## TASK DIRECTIONS
Determine how many lines include "Resistance". Give the number and nothing else.

* START RECORDS PROVIDED *

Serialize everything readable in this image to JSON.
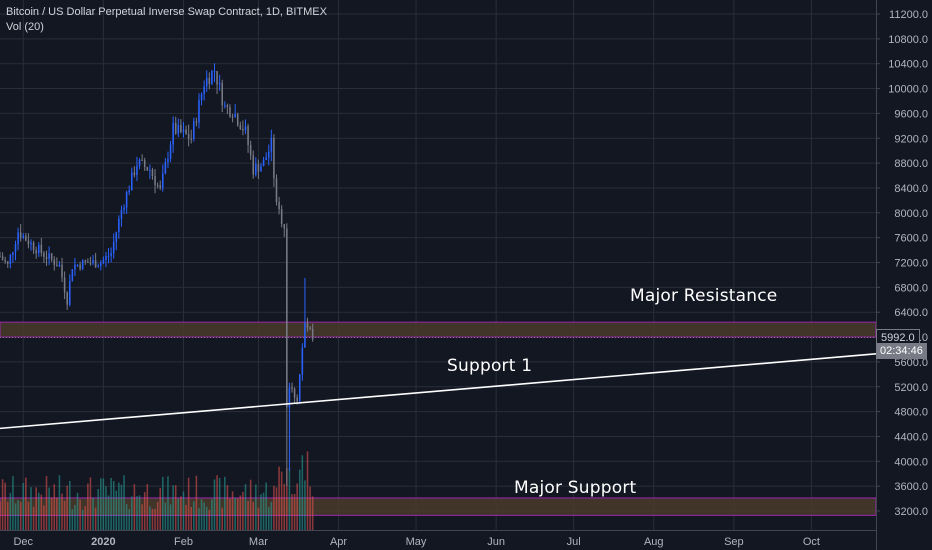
{
  "header": {
    "title": "Bitcoin / US Dollar Perpetual Inverse Swap Contract, 1D, BITMEX",
    "volume_label": "Vol (20)"
  },
  "annotations": {
    "major_resistance": "Major Resistance",
    "support_1": "Support 1",
    "major_support": "Major Support"
  },
  "price_tags": {
    "last_price": "5992.0",
    "countdown": "02:34:46"
  },
  "colors": {
    "background": "#131722",
    "grid": "#2a2e39",
    "candle_up": "#2962ff",
    "candle_down": "#787b86",
    "volume_up": "#26a69a",
    "volume_down": "#ef5350",
    "zone_fill": "#4a3a2a",
    "zone_border": "#9c27b0",
    "trendline": "#ffffff",
    "axis_text": "#b2b5be"
  },
  "chart_data": {
    "type": "candlestick",
    "title": "Bitcoin / US Dollar Perpetual Inverse Swap Contract, 1D, BITMEX",
    "y_axis": {
      "ticks": [
        3200,
        3600,
        4000,
        4400,
        4800,
        5200,
        5600,
        6000,
        6400,
        6800,
        7200,
        7600,
        8000,
        8400,
        8800,
        9200,
        9600,
        10000,
        10400,
        10800,
        11200
      ],
      "tick_labels": [
        "3200.0",
        "3600.0",
        "4000.0",
        "4400.0",
        "4800.0",
        "5200.0",
        "5600.0",
        "6000.0",
        "6400.0",
        "6800.0",
        "7200.0",
        "7600.0",
        "8000.0",
        "8400.0",
        "8800.0",
        "9200.0",
        "9600.0",
        "10000.0",
        "10400.0",
        "10800.0",
        "11200.0"
      ],
      "ylim": [
        3050,
        11400
      ]
    },
    "x_axis": {
      "tick_labels": [
        "Dec",
        "2020",
        "Feb",
        "Mar",
        "Apr",
        "May",
        "Jun",
        "Jul",
        "Aug",
        "Sep",
        "Oct"
      ],
      "tick_dates": [
        "2019-12-01",
        "2020-01-01",
        "2020-02-01",
        "2020-03-01",
        "2020-04-01",
        "2020-05-01",
        "2020-06-01",
        "2020-07-01",
        "2020-08-01",
        "2020-09-01",
        "2020-10-01"
      ],
      "range": [
        "2019-11-22",
        "2020-10-26"
      ]
    },
    "close_path": [
      {
        "date": "2019-11-22",
        "close": 7300
      },
      {
        "date": "2019-11-25",
        "close": 7150
      },
      {
        "date": "2019-11-29",
        "close": 7700
      },
      {
        "date": "2019-12-04",
        "close": 7500
      },
      {
        "date": "2019-12-10",
        "close": 7300
      },
      {
        "date": "2019-12-15",
        "close": 7150
      },
      {
        "date": "2019-12-18",
        "close": 6600
      },
      {
        "date": "2019-12-20",
        "close": 7150
      },
      {
        "date": "2019-12-26",
        "close": 7200
      },
      {
        "date": "2019-12-31",
        "close": 7200
      },
      {
        "date": "2020-01-04",
        "close": 7350
      },
      {
        "date": "2020-01-08",
        "close": 8050
      },
      {
        "date": "2020-01-14",
        "close": 8800
      },
      {
        "date": "2020-01-19",
        "close": 8700
      },
      {
        "date": "2020-01-23",
        "close": 8350
      },
      {
        "date": "2020-01-28",
        "close": 9350
      },
      {
        "date": "2020-02-04",
        "close": 9200
      },
      {
        "date": "2020-02-09",
        "close": 10100
      },
      {
        "date": "2020-02-13",
        "close": 10300
      },
      {
        "date": "2020-02-17",
        "close": 9700
      },
      {
        "date": "2020-02-20",
        "close": 9650
      },
      {
        "date": "2020-02-25",
        "close": 9300
      },
      {
        "date": "2020-02-28",
        "close": 8700
      },
      {
        "date": "2020-03-03",
        "close": 8800
      },
      {
        "date": "2020-03-06",
        "close": 9100
      },
      {
        "date": "2020-03-08",
        "close": 8100
      },
      {
        "date": "2020-03-11",
        "close": 7800
      },
      {
        "date": "2020-03-12",
        "close": 4900
      },
      {
        "date": "2020-03-13",
        "close": 5200
      },
      {
        "date": "2020-03-16",
        "close": 5000
      },
      {
        "date": "2020-03-19",
        "close": 6200
      },
      {
        "date": "2020-03-20",
        "close": 6150
      },
      {
        "date": "2020-03-22",
        "close": 5992
      }
    ],
    "zones": [
      {
        "label": "Major Resistance",
        "from": 6000,
        "to": 6240
      },
      {
        "label": "Major Support",
        "from": 3130,
        "to": 3410
      }
    ],
    "trendline": {
      "label": "Support 1",
      "points": [
        {
          "date": "2019-11-22",
          "value": 4530
        },
        {
          "date": "2020-10-26",
          "value": 5730
        }
      ]
    },
    "last_price": 5992.0,
    "grid": true
  }
}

* END RECORDS PROVIDED *

## RESPONSE TO THIS EXERCISE
2